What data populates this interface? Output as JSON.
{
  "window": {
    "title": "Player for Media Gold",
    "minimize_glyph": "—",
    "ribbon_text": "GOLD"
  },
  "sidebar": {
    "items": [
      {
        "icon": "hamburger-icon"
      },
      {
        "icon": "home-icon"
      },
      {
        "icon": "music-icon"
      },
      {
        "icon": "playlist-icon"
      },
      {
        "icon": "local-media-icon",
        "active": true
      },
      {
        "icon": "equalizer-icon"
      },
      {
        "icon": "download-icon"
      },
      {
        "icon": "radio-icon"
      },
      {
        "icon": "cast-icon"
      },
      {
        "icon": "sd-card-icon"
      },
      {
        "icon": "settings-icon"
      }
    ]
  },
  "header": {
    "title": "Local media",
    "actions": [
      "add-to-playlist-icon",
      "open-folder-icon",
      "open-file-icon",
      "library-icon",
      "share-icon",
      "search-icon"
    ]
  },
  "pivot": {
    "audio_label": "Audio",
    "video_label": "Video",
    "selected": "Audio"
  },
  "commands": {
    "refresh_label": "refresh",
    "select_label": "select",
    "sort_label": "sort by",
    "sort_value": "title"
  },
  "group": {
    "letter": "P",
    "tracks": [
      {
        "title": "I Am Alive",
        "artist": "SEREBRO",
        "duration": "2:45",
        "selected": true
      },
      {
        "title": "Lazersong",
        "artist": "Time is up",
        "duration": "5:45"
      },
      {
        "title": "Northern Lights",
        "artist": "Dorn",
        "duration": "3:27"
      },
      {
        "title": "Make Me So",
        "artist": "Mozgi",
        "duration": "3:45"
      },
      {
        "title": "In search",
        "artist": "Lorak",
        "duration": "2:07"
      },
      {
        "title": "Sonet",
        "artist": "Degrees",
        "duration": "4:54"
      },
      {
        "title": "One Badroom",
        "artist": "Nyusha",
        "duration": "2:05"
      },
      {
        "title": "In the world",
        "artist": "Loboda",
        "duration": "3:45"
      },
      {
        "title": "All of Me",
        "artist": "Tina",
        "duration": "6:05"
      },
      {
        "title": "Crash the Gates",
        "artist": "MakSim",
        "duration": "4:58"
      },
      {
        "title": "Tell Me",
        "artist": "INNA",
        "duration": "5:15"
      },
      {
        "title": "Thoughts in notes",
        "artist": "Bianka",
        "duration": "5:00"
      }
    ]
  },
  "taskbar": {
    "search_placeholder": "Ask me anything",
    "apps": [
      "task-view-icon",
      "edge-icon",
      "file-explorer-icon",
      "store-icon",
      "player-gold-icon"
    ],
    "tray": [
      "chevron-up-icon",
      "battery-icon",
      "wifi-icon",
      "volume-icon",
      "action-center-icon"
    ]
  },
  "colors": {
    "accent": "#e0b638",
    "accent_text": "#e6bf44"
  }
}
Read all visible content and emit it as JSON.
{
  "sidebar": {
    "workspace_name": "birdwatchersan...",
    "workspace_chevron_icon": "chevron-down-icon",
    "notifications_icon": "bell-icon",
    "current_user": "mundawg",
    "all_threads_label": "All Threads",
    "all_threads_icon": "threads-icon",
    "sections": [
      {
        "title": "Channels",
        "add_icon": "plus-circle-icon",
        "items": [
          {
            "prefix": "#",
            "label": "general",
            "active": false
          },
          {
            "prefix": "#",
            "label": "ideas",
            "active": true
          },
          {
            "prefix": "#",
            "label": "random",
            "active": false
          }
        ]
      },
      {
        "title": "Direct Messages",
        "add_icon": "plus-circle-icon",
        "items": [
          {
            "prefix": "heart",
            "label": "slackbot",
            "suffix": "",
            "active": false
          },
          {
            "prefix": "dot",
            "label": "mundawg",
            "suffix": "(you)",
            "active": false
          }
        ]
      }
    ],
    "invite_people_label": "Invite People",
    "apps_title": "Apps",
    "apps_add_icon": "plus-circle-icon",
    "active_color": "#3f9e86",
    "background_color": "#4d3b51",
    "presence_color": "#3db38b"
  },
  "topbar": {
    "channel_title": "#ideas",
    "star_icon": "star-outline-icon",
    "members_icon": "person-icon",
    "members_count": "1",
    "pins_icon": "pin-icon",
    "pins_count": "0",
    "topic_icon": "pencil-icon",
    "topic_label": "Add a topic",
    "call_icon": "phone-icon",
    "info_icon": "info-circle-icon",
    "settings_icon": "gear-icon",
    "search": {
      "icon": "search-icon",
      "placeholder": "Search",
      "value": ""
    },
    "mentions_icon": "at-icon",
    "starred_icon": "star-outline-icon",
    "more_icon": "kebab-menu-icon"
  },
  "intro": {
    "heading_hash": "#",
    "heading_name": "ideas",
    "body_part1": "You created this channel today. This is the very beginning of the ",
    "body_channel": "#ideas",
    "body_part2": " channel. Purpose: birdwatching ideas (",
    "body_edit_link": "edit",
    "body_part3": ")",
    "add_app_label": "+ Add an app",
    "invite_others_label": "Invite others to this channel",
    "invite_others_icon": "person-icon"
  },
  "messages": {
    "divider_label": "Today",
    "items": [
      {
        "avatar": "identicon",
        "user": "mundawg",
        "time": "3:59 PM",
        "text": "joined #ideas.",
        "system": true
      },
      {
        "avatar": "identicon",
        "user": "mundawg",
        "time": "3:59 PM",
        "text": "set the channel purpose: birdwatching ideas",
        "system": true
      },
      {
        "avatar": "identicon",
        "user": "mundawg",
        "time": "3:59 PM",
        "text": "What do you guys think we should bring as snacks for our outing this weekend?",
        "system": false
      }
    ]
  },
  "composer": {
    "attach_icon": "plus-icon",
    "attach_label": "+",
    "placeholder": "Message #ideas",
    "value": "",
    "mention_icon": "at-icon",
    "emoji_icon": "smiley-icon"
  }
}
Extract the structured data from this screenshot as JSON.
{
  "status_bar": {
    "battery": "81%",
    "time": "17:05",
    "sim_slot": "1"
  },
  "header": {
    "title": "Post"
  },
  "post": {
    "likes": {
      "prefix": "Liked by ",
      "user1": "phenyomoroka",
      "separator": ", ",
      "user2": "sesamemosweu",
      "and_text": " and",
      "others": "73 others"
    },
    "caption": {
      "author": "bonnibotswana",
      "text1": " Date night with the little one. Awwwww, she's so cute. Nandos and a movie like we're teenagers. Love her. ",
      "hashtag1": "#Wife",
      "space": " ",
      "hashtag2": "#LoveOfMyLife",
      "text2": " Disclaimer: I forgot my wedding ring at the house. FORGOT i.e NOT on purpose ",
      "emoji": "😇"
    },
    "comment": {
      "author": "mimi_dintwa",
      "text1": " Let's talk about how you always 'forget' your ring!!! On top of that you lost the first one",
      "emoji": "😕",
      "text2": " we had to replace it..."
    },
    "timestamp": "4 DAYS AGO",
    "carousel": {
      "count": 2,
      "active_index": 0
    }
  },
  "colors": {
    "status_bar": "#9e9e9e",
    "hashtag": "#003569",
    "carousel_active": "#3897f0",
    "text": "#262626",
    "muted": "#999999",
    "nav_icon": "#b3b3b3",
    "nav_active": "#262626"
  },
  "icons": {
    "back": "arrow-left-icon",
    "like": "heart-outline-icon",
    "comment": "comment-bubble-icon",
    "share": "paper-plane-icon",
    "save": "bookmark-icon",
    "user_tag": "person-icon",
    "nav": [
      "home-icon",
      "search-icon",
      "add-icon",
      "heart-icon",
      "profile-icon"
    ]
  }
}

====

Written exercise: Transcribe the data. Leave every line exactly as it is.

Full solution:
What data populates this interface? Output as JSON.
{
  "window": {
    "title": "Player for Media Gold",
    "minimize_glyph": "—",
    "ribbon_text": "GOLD"
  },
  "sidebar": {
    "items": [
      {
        "icon": "hamburger-icon"
      },
      {
        "icon": "home-icon"
      },
      {
        "icon": "music-icon"
      },
      {
        "icon": "playlist-icon"
      },
      {
        "icon": "local-media-icon",
        "active": true
      },
      {
        "icon": "equalizer-icon"
      },
      {
        "icon": "download-icon"
      },
      {
        "icon": "radio-icon"
      },
      {
        "icon": "cast-icon"
      },
      {
        "icon": "sd-card-icon"
      },
      {
        "icon": "settings-icon"
      }
    ]
  },
  "header": {
    "title": "Local media",
    "actions": [
      "add-to-playlist-icon",
      "open-folder-icon",
      "open-file-icon",
      "library-icon",
      "share-icon",
      "search-icon"
    ]
  },
  "pivot": {
    "audio_label": "Audio",
    "video_label": "Video",
    "selected": "Audio"
  },
  "commands": {
    "refresh_label": "refresh",
    "select_label": "select",
    "sort_label": "sort by",
    "sort_value": "title"
  },
  "group": {
    "letter": "P",
    "tracks": [
      {
        "title": "I Am Alive",
        "artist": "SEREBRO",
        "duration": "2:45",
        "selected": true
      },
      {
        "title": "Lazersong",
        "artist": "Time is up",
        "duration": "5:45"
      },
      {
        "title": "Northern Lights",
        "artist": "Dorn",
        "duration": "3:27"
      },
      {
        "title": "Make Me So",
        "artist": "Mozgi",
        "duration": "3:45"
      },
      {
        "title": "In search",
        "artist": "Lorak",
        "duration": "2:07"
      },
      {
        "title": "Sonet",
        "artist": "Degrees",
        "duration": "4:54"
      },
      {
        "title": "One Badroom",
        "artist": "Nyusha",
        "duration": "2:05"
      },
      {
        "title": "In the world",
        "artist": "Loboda",
        "duration": "3:45"
      },
      {
        "title": "All of Me",
        "artist": "Tina",
        "duration": "6:05"
      },
      {
        "title": "Crash the Gates",
        "artist": "MakSim",
        "duration": "4:58"
      },
      {
        "title": "Tell Me",
        "artist": "INNA",
        "duration": "5:15"
      },
      {
        "title": "Thoughts in notes",
        "artist": "Bianka",
        "duration": "5:00"
      }
    ]
  },
  "taskbar": {
    "search_placeholder": "Ask me anything",
    "apps": [
      "task-view-icon",
      "edge-icon",
      "file-explorer-icon",
      "store-icon",
      "player-gold-icon"
    ],
    "tray": [
      "chevron-up-icon",
      "battery-icon",
      "wifi-icon",
      "volume-icon",
      "action-center-icon"
    ]
  },
  "colors": {
    "accent": "#e0b638",
    "accent_text": "#e6bf44"
  }
}
Read all visible content and emit it as JSON.
{
  "sidebar": {
    "workspace_name": "birdwatchersan...",
    "workspace_chevron_icon": "chevron-down-icon",
    "notifications_icon": "bell-icon",
    "current_user": "mundawg",
    "all_threads_label": "All Threads",
    "all_threads_icon": "threads-icon",
    "sections": [
      {
        "title": "Channels",
        "add_icon": "plus-circle-icon",
        "items": [
          {
            "prefix": "#",
            "label": "general",
            "active": false
          },
          {
            "prefix": "#",
            "label": "ideas",
            "active": true
          },
          {
            "prefix": "#",
            "label": "random",
            "active": false
          }
        ]
      },
      {
        "title": "Direct Messages",
        "add_icon": "plus-circle-icon",
        "items": [
          {
            "prefix": "heart",
            "label": "slackbot",
            "suffix": "",
            "active": false
          },
          {
            "prefix": "dot",
            "label": "mundawg",
            "suffix": "(you)",
            "active": false
          }
        ]
      }
    ],
    "invite_people_label": "Invite People",
    "apps_title": "Apps",
    "apps_add_icon": "plus-circle-icon",
    "active_color": "#3f9e86",
    "background_color": "#4d3b51",
    "presence_color": "#3db38b"
  },
  "topbar": {
    "channel_title": "#ideas",
    "star_icon": "star-outline-icon",
    "members_icon": "person-icon",
    "members_count": "1",
    "pins_icon": "pin-icon",
    "pins_count": "0",
    "topic_icon": "pencil-icon",
    "topic_label": "Add a topic",
    "call_icon": "phone-icon",
    "info_icon": "info-circle-icon",
    "settings_icon": "gear-icon",
    "search": {
      "icon": "search-icon",
      "placeholder": "Search",
      "value": ""
    },
    "mentions_icon": "at-icon",
    "starred_icon": "star-outline-icon",
    "more_icon": "kebab-menu-icon"
  },
  "intro": {
    "heading_hash": "#",
    "heading_name": "ideas",
    "body_part1": "You created this channel today. This is the very beginning of the ",
    "body_channel": "#ideas",
    "body_part2": " channel. Purpose: birdwatching ideas (",
    "body_edit_link": "edit",
    "body_part3": ")",
    "add_app_label": "+ Add an app",
    "invite_others_label": "Invite others to this channel",
    "invite_others_icon": "person-icon"
  },
  "messages": {
    "divider_label": "Today",
    "items": [
      {
        "avatar": "identicon",
        "user": "mundawg",
        "time": "3:59 PM",
        "text": "joined #ideas.",
        "system": true
      },
      {
        "avatar": "identicon",
        "user": "mundawg",
        "time": "3:59 PM",
        "text": "set the channel purpose: birdwatching ideas",
        "system": true
      },
      {
        "avatar": "identicon",
        "user": "mundawg",
        "time": "3:59 PM",
        "text": "What do you guys think we should bring as snacks for our outing this weekend?",
        "system": false
      }
    ]
  },
  "composer": {
    "attach_icon": "plus-icon",
    "attach_label": "+",
    "placeholder": "Message #ideas",
    "value": "",
    "mention_icon": "at-icon",
    "emoji_icon": "smiley-icon"
  }
}
Extract the structured data from this screenshot as JSON.
{
  "status_bar": {
    "battery": "81%",
    "time": "17:05",
    "sim_slot": "1"
  },
  "header": {
    "title": "Post"
  },
  "post": {
    "likes": {
      "prefix": "Liked by ",
      "user1": "phenyomoroka",
      "separator": ", ",
      "user2": "sesamemosweu",
      "and_text": " and",
      "others": "73 others"
    },
    "caption": {
      "author": "bonnibotswana",
      "text1": " Date night with the little one. Awwwww, she's so cute. Nandos and a movie like we're teenagers. Love her. ",
      "hashtag1": "#Wife",
      "space": " ",
      "hashtag2": "#LoveOfMyLife",
      "text2": " Disclaimer: I forgot my wedding ring at the house. FORGOT i.e NOT on purpose ",
      "emoji": "😇"
    },
    "comment": {
      "author": "mimi_dintwa",
      "text1": " Let's talk about how you always 'forget' your ring!!! On top of that you lost the first one",
      "emoji": "😕",
      "text2": " we had to replace it..."
    },
    "timestamp": "4 DAYS AGO",
    "carousel": {
      "count": 2,
      "active_index": 0
    }
  },
  "colors": {
    "status_bar": "#9e9e9e",
    "hashtag": "#003569",
    "carousel_active": "#3897f0",
    "text": "#262626",
    "muted": "#999999",
    "nav_icon": "#b3b3b3",
    "nav_active": "#262626"
  },
  "icons": {
    "back": "arrow-left-icon",
    "like": "heart-outline-icon",
    "comment": "comment-bubble-icon",
    "share": "paper-plane-icon",
    "save": "bookmark-icon",
    "user_tag": "person-icon",
    "nav": [
      "home-icon",
      "search-icon",
      "add-icon",
      "heart-icon",
      "profile-icon"
    ]
  }
}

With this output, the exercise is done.